### PROBLEM STATEMENT
Reproduce, unchanged, the rows from the one with "message-text: Or just" to the one with "0, 450, 44]", both included, and no others.

--- begin ---

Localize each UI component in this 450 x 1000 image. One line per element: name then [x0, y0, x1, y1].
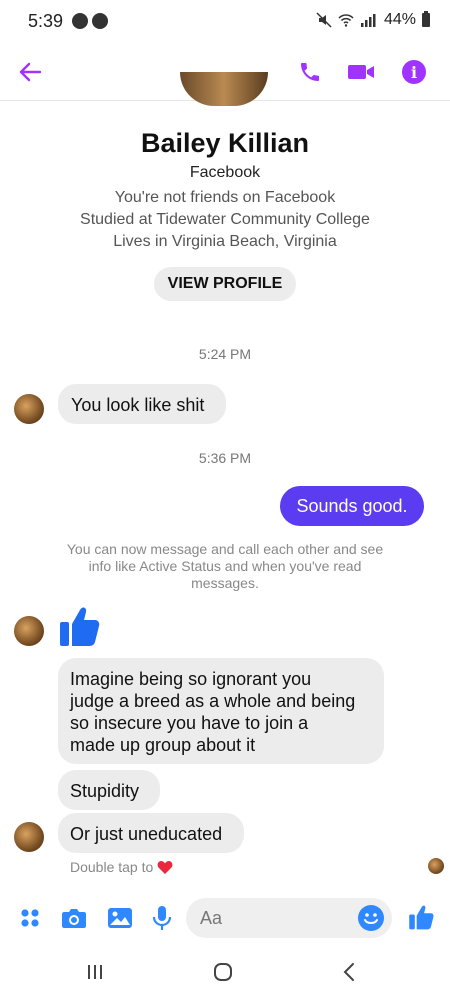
message-text: Or just uneducated	[70, 824, 223, 844]
microphone-icon[interactable]	[150, 904, 174, 932]
reaction-hint: Double tap to	[70, 859, 173, 875]
reaction-hint-text: Double tap to	[70, 859, 154, 875]
seen-indicator-avatar	[428, 858, 444, 874]
message-text-line: judge a breed as a whole and being	[70, 691, 356, 711]
sender-avatar[interactable]	[14, 616, 44, 646]
home-icon[interactable]	[212, 961, 234, 988]
whatsapp-notification-icon	[72, 13, 88, 29]
system-nav-bar	[0, 948, 450, 1000]
camera-icon[interactable]	[60, 904, 88, 932]
sender-avatar[interactable]	[14, 822, 44, 852]
status-time: 5:39	[28, 11, 64, 31]
video-camera-icon[interactable]	[346, 58, 376, 86]
battery-percent: 44%	[383, 11, 416, 28]
status-bar: 5:39 44%	[0, 0, 450, 44]
battery-icon	[422, 11, 430, 27]
menu-dots-icon[interactable]	[18, 906, 42, 930]
mute-icon	[316, 12, 332, 28]
message-text-line: Imagine being so ignorant you	[70, 669, 312, 689]
signal-icon	[360, 14, 376, 27]
info-icon[interactable]: i	[402, 60, 426, 84]
system-message: You can now message and call each other …	[66, 541, 384, 591]
sender-avatar[interactable]	[14, 394, 44, 424]
message-text: You look like shit	[71, 395, 205, 415]
heart-icon	[157, 860, 173, 874]
like-button-icon[interactable]	[406, 902, 436, 932]
phone-icon[interactable]	[296, 58, 324, 86]
messenger-notification-icon	[92, 13, 108, 29]
message-text-line: made up group about it	[70, 735, 256, 755]
gallery-icon[interactable]	[106, 904, 134, 932]
status-indicators: 44%	[316, 11, 430, 29]
timestamp: 5:36 PM	[198, 450, 252, 466]
message-bubble[interactable]: You look like shit	[58, 384, 226, 424]
timestamp: 5:24 PM	[198, 346, 252, 362]
view-profile-button[interactable]: VIEW PROFILE	[154, 267, 296, 301]
profile-friend-status: You're not friends on Facebook	[114, 189, 336, 206]
wifi-icon	[338, 14, 354, 27]
message-input-placeholder: Aa	[200, 908, 223, 928]
profile-name: Bailey Killian	[140, 128, 310, 158]
message-bubble[interactable]: Imagine being so ignorant you judge a br…	[58, 658, 384, 764]
back-nav-icon[interactable]	[340, 961, 358, 988]
outgoing-message-bubble[interactable]: Sounds good.	[280, 486, 424, 526]
emoji-icon[interactable]	[358, 905, 384, 931]
profile-location: Lives in Virginia Beach, Virginia	[113, 233, 337, 250]
message-bubble[interactable]: Or just uneducated	[58, 813, 244, 853]
profile-education: Studied at Tidewater Community College	[80, 211, 370, 228]
like-reaction-icon[interactable]	[58, 604, 100, 653]
profile-platform: Facebook	[189, 164, 261, 181]
message-text: Stupidity	[70, 781, 140, 801]
message-input[interactable]: Aa	[186, 898, 392, 938]
recent-apps-icon[interactable]	[84, 962, 106, 987]
back-arrow-icon[interactable]	[16, 58, 44, 86]
message-bubble[interactable]: Stupidity	[58, 770, 160, 810]
message-text-line: so insecure you have to join a	[70, 713, 309, 733]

--- end ---

### WRITTEN RESPONSE
message-text: Or just uneducated	[70, 824, 223, 844]
microphone-icon[interactable]	[150, 904, 174, 932]
reaction-hint: Double tap to	[70, 859, 173, 875]
reaction-hint-text: Double tap to	[70, 859, 154, 875]
seen-indicator-avatar	[428, 858, 444, 874]
message-text-line: judge a breed as a whole and being	[70, 691, 356, 711]
sender-avatar[interactable]	[14, 616, 44, 646]
home-icon[interactable]	[212, 961, 234, 988]
whatsapp-notification-icon	[72, 13, 88, 29]
system-nav-bar	[0, 948, 450, 1000]
camera-icon[interactable]	[60, 904, 88, 932]
sender-avatar[interactable]	[14, 822, 44, 852]
status-time: 5:39	[28, 11, 64, 31]
video-camera-icon[interactable]	[346, 58, 376, 86]
battery-percent: 44%	[383, 11, 416, 28]
status-bar: 5:39 44%	[0, 0, 450, 44]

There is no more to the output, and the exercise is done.